— Start of Provided data —

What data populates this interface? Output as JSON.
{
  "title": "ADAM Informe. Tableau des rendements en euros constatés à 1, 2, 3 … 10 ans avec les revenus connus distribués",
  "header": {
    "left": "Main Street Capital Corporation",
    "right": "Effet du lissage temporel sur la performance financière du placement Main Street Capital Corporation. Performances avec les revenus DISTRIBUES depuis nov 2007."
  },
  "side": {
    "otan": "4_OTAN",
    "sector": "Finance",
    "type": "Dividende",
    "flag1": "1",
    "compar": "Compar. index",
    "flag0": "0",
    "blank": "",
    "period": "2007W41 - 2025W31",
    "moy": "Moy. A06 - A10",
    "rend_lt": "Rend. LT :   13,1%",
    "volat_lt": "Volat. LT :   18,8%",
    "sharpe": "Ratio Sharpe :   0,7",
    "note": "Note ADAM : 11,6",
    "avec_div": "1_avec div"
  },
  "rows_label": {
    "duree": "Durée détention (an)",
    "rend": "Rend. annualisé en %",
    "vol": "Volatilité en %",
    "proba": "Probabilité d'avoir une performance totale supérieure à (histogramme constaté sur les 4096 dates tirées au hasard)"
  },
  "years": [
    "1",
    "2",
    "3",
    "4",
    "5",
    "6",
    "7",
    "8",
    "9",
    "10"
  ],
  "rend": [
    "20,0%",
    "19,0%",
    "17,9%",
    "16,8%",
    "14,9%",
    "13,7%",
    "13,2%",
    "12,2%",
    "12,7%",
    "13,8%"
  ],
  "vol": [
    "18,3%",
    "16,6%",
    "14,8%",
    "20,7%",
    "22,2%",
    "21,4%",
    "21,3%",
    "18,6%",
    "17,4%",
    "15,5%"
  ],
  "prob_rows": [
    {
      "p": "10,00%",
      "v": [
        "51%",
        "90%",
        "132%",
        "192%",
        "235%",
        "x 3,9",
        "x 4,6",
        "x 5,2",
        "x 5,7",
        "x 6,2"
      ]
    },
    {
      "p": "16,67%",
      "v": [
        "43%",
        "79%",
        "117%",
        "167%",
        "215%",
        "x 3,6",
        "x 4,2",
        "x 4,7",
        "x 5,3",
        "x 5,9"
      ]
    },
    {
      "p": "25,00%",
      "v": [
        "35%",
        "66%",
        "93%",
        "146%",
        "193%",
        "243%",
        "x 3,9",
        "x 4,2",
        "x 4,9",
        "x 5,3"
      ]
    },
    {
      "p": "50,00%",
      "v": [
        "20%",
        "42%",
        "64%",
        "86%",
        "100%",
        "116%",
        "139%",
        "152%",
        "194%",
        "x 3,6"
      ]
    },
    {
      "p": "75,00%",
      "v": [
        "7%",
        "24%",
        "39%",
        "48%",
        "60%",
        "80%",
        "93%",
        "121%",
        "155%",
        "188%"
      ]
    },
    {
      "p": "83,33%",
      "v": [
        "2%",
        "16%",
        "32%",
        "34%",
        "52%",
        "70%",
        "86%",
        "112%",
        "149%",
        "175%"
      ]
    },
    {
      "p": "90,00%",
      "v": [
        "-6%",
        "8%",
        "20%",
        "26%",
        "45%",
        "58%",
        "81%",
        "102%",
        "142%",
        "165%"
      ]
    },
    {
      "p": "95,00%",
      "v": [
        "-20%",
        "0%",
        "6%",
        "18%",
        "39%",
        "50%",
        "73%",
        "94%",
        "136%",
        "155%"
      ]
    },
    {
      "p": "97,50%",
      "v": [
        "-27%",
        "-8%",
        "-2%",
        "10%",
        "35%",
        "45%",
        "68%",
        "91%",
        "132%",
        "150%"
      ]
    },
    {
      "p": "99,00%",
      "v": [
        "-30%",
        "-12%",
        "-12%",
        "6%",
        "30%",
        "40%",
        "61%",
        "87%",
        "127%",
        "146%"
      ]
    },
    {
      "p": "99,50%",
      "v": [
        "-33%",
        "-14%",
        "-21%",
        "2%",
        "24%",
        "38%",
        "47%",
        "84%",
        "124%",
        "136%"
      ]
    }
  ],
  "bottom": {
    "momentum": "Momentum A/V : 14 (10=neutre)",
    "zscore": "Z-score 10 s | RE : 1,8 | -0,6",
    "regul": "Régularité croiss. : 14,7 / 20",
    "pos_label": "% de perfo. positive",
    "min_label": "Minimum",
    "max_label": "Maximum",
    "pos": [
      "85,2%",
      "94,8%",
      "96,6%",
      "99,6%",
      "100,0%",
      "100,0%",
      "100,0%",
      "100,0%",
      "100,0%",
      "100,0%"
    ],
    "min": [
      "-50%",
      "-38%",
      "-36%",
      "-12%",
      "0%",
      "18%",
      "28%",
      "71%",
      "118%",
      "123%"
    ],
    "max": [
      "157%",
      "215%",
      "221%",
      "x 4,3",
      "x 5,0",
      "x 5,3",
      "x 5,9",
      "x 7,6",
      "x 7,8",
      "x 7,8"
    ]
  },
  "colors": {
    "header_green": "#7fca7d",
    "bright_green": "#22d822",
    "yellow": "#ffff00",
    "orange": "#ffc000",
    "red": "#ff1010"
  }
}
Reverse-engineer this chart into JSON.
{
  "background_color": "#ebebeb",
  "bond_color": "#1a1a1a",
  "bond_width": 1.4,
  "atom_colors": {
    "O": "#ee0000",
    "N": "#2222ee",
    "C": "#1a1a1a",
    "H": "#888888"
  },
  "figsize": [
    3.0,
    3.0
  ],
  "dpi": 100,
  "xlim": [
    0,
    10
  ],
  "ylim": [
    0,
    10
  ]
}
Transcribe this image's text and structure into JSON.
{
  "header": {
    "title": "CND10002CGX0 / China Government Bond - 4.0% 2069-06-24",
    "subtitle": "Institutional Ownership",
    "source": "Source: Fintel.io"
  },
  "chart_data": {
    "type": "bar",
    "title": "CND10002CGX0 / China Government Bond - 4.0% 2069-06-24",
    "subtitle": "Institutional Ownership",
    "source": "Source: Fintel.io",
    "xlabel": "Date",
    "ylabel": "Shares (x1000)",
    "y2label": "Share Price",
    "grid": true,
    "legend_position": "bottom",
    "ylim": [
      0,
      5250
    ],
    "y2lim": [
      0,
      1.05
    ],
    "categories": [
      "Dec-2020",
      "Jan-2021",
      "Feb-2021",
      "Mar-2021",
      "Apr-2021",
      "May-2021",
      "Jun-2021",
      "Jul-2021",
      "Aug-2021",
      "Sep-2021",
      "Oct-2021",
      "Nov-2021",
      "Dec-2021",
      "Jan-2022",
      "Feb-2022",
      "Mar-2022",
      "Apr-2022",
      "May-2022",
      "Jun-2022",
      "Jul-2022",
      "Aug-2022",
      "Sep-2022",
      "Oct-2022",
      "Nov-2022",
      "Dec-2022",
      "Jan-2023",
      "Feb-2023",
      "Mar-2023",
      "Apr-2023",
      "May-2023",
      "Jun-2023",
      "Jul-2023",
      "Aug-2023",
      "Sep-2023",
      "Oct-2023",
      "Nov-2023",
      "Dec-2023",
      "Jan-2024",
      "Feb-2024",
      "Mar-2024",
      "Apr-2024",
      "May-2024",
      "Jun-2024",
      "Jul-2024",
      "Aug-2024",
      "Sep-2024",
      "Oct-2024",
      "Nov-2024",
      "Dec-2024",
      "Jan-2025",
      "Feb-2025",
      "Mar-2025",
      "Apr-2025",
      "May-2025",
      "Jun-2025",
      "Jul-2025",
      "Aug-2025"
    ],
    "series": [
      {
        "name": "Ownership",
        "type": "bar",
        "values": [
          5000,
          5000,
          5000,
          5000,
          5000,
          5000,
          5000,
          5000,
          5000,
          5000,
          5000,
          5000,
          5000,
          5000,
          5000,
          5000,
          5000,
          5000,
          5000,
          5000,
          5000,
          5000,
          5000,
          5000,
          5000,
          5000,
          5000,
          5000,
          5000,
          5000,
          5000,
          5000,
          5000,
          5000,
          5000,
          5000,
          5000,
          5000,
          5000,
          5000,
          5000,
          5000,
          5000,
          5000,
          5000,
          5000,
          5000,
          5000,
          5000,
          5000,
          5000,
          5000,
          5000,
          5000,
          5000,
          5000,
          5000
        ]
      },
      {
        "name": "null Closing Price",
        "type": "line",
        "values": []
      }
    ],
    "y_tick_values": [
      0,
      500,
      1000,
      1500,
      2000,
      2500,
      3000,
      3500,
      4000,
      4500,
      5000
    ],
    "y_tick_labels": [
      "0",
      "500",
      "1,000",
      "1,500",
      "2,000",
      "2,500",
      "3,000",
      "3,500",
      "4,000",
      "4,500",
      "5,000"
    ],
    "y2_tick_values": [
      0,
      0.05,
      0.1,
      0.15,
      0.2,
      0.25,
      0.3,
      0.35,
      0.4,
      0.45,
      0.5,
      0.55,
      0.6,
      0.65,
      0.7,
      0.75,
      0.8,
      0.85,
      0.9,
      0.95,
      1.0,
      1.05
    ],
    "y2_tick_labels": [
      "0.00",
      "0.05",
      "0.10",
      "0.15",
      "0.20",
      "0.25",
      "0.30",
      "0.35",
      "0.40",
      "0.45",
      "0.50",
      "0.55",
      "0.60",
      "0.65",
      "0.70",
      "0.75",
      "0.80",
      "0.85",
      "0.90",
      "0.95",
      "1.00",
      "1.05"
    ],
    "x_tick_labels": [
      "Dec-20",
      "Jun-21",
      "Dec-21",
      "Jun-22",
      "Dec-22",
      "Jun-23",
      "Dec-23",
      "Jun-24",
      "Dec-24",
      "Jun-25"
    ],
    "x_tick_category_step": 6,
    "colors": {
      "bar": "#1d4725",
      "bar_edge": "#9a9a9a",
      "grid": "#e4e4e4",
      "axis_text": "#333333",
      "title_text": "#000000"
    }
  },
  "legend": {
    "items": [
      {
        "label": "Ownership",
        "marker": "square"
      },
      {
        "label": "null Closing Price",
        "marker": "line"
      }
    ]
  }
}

— End of Provided data —

Work to complete =
Tally the lines of the records holding the word "Street", then state only the tally.

Completed exercise =
2